Structured figure records
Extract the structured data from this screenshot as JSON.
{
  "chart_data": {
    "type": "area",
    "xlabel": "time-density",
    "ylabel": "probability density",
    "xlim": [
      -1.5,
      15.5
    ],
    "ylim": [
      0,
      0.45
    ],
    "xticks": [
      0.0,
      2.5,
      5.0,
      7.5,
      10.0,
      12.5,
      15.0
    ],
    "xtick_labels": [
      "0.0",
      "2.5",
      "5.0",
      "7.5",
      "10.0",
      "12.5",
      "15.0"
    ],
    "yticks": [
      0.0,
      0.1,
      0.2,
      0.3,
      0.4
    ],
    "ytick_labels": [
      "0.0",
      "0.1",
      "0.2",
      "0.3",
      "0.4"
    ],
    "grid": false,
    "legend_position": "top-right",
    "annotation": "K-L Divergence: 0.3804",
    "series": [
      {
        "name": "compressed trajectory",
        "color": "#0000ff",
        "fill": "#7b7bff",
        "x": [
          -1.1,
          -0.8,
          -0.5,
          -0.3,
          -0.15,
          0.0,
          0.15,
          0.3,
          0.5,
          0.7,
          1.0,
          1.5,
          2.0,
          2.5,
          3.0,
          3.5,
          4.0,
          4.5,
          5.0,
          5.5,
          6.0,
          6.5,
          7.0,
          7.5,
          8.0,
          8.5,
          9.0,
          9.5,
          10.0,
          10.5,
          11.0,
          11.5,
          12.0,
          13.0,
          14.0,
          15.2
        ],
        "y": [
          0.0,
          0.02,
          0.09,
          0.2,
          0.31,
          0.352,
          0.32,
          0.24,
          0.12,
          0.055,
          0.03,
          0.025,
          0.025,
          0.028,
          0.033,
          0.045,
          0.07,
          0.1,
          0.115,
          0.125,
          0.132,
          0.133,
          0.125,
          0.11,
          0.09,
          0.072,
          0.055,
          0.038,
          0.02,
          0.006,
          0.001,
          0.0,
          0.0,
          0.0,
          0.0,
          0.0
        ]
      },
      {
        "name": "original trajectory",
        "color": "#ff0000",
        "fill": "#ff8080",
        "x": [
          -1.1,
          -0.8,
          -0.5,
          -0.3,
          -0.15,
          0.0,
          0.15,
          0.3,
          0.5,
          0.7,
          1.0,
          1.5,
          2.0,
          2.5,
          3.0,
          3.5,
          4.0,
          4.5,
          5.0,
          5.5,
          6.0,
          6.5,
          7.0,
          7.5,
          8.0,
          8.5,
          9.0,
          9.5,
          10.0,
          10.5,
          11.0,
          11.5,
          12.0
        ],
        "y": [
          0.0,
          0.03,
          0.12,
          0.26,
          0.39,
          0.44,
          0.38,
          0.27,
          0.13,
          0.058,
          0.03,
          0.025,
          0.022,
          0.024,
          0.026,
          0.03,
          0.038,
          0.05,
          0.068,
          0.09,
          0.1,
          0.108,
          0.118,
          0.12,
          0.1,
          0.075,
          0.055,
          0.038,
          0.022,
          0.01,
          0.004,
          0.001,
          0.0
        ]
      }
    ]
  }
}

* **CHALLENGE**
Counting only lines of the data above that hold "density", report the total and nothing else.

* **ANSWER TO THIS EXERCISE**
2